→ Written instruction
Go through the listing beneath this task and return every line that carries the string "имени".

────────────────

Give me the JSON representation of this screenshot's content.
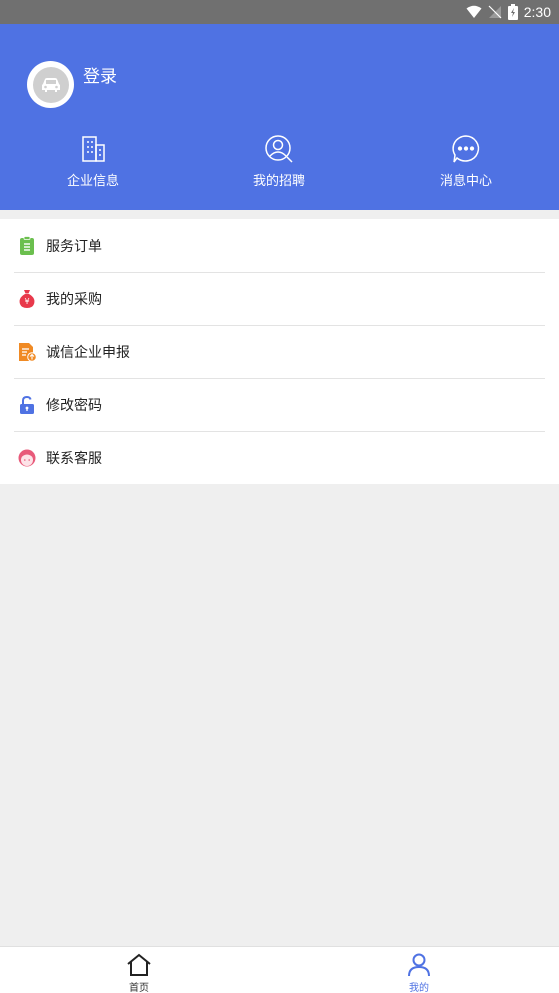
{
  "status_bar": {
    "time": "2:30"
  },
  "header": {
    "login_label": "登录",
    "quick_links": [
      {
        "label": "企业信息",
        "icon": "building-icon"
      },
      {
        "label": "我的招聘",
        "icon": "user-search-icon"
      },
      {
        "label": "消息中心",
        "icon": "chat-bubble-icon"
      }
    ],
    "background_color": "#4f72e3"
  },
  "menu": {
    "items": [
      {
        "label": "服务订单",
        "icon": "clipboard-icon",
        "color": "#6bbf4e"
      },
      {
        "label": "我的采购",
        "icon": "money-bag-icon",
        "color": "#e8394b"
      },
      {
        "label": "诚信企业申报",
        "icon": "document-upload-icon",
        "color": "#f08a24"
      },
      {
        "label": "修改密码",
        "icon": "unlock-icon",
        "color": "#4f72e3"
      },
      {
        "label": "联系客服",
        "icon": "customer-service-icon",
        "color": "#e85a7a"
      }
    ]
  },
  "tabbar": {
    "tabs": [
      {
        "label": "首页",
        "icon": "home-icon",
        "active": false
      },
      {
        "label": "我的",
        "icon": "profile-icon",
        "active": true
      }
    ]
  }
}
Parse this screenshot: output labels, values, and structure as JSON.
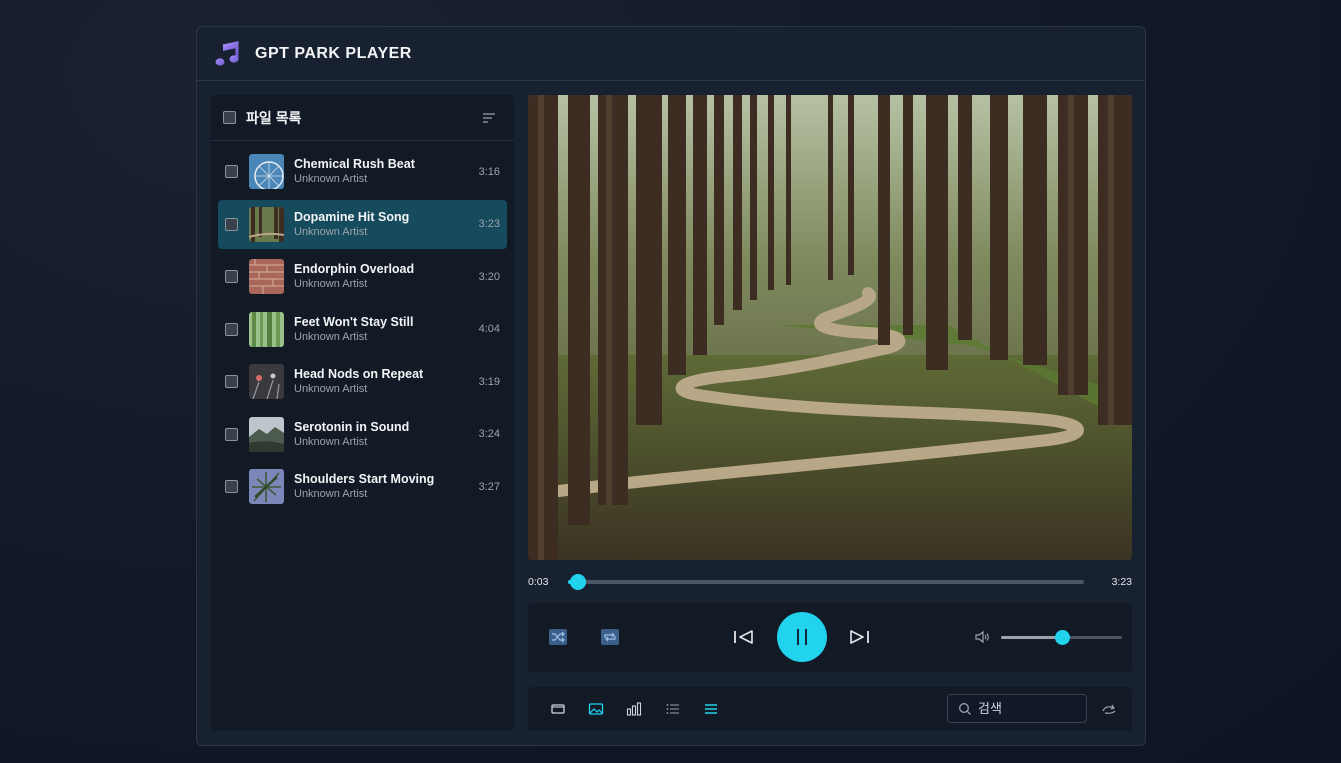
{
  "app": {
    "title": "GPT PARK PLAYER"
  },
  "sidebar": {
    "title": "파일 목록",
    "tracks": [
      {
        "title": "Chemical Rush Beat",
        "artist": "Unknown Artist",
        "duration": "3:16",
        "active": false
      },
      {
        "title": "Dopamine Hit Song",
        "artist": "Unknown Artist",
        "duration": "3:23",
        "active": true
      },
      {
        "title": "Endorphin Overload",
        "artist": "Unknown Artist",
        "duration": "3:20",
        "active": false
      },
      {
        "title": "Feet Won't Stay Still",
        "artist": "Unknown Artist",
        "duration": "4:04",
        "active": false
      },
      {
        "title": "Head Nods on Repeat",
        "artist": "Unknown Artist",
        "duration": "3:19",
        "active": false
      },
      {
        "title": "Serotonin in Sound",
        "artist": "Unknown Artist",
        "duration": "3:24",
        "active": false
      },
      {
        "title": "Shoulders Start Moving",
        "artist": "Unknown Artist",
        "duration": "3:27",
        "active": false
      }
    ]
  },
  "player": {
    "current_time": "0:03",
    "total_time": "3:23",
    "progress_fraction": 0.02,
    "volume_fraction": 0.5,
    "state": "playing"
  },
  "toolbar": {
    "search_placeholder": "검색"
  },
  "colors": {
    "accent": "#22d3ee",
    "active_row": "#164b5d",
    "panel": "#121a26",
    "app_bg": "#182130"
  },
  "icons": [
    "music-note-icon",
    "sort-icon",
    "shuffle-icon",
    "repeat-icon",
    "previous-icon",
    "pause-icon",
    "next-icon",
    "volume-icon",
    "window-icon",
    "image-icon",
    "bar-chart-icon",
    "list-icon",
    "menu-icon",
    "search-icon",
    "refresh-icon"
  ]
}
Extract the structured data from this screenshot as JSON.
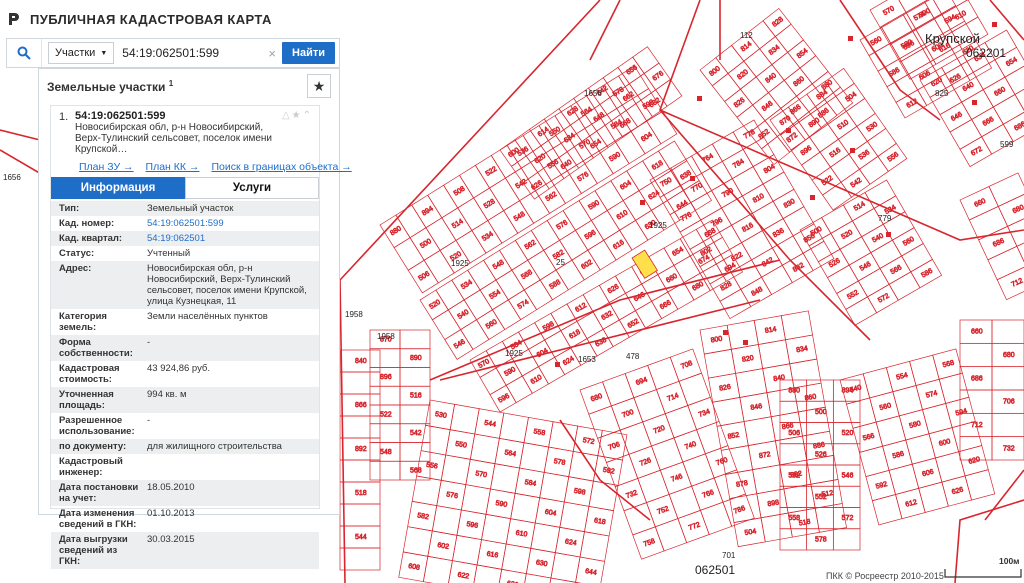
{
  "header": {
    "title": "ПУБЛИЧНАЯ КАДАСТРОВАЯ КАРТА"
  },
  "search": {
    "scope": "Участки",
    "value": "54:19:062501:599",
    "button": "Найти"
  },
  "panel": {
    "title": "Земельные участки",
    "count": "1",
    "result": {
      "index": "1.",
      "number": "54:19:062501:599",
      "address_short": "Новосибирская обл, р-н Новосибирский, Верх-Тулинский сельсовет, поселок имени Крупской…",
      "links": [
        "План ЗУ →",
        "План КК →",
        "Поиск в границах объекта →"
      ]
    },
    "tabs": [
      "Информация",
      "Услуги"
    ],
    "info_rows": [
      {
        "k": "Тип:",
        "v": "Земельный участок"
      },
      {
        "k": "Кад. номер:",
        "v": "54:19:062501:599",
        "link": true
      },
      {
        "k": "Кад. квартал:",
        "v": "54:19:062501",
        "link": true
      },
      {
        "k": "Статус:",
        "v": "Учтенный"
      },
      {
        "k": "Адрес:",
        "v": "Новосибирская обл, р-н Новосибирский, Верх-Тулинский сельсовет, поселок имени Крупской, улица Кузнецкая, 11"
      },
      {
        "k": "Категория земель:",
        "v": "Земли населённых пунктов"
      },
      {
        "k": "Форма собственности:",
        "v": "-"
      },
      {
        "k": "Кадастровая стоимость:",
        "v": "43 924,86 руб."
      },
      {
        "k": "Уточненная площадь:",
        "v": "994 кв. м"
      },
      {
        "k": "Разрешенное использование:",
        "v": "-"
      },
      {
        "k": "по документу:",
        "v": "для жилищного строительства"
      },
      {
        "k": "Кадастровый инженер:",
        "v": ""
      },
      {
        "k": "Дата постановки на учет:",
        "v": "18.05.2010"
      },
      {
        "k": "Дата изменения сведений в ГКН:",
        "v": "01.10.2013"
      },
      {
        "k": "Дата выгрузки сведений из ГКН:",
        "v": "30.03.2015"
      }
    ]
  },
  "map": {
    "place_label": "Крупской",
    "quarter_labels": [
      "062201",
      "062501"
    ],
    "parcel_labels": [
      "1656",
      "1656",
      "1925",
      "1925",
      "1925",
      "1958",
      "1958",
      "1653",
      "701",
      "779",
      "478",
      "825",
      "599",
      "112",
      "25"
    ],
    "attribution": "ПКК © Росреестр 2010-2015",
    "scale_label": "100м",
    "colors": {
      "parcel": "#d8262e",
      "highlight": "#ffe04a",
      "accent": "#1e6ec8"
    }
  }
}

────────────────

→ Correct result
      "address_short": "Новосибирская обл, р-н Новосибирский, Верх-Тулинский сельсовет, поселок имени Крупской…",
        "v": "Новосибирская обл, р-н Новосибирский, Верх-Тулинский сельсовет, поселок имени Крупской, улица Кузнецкая, 11"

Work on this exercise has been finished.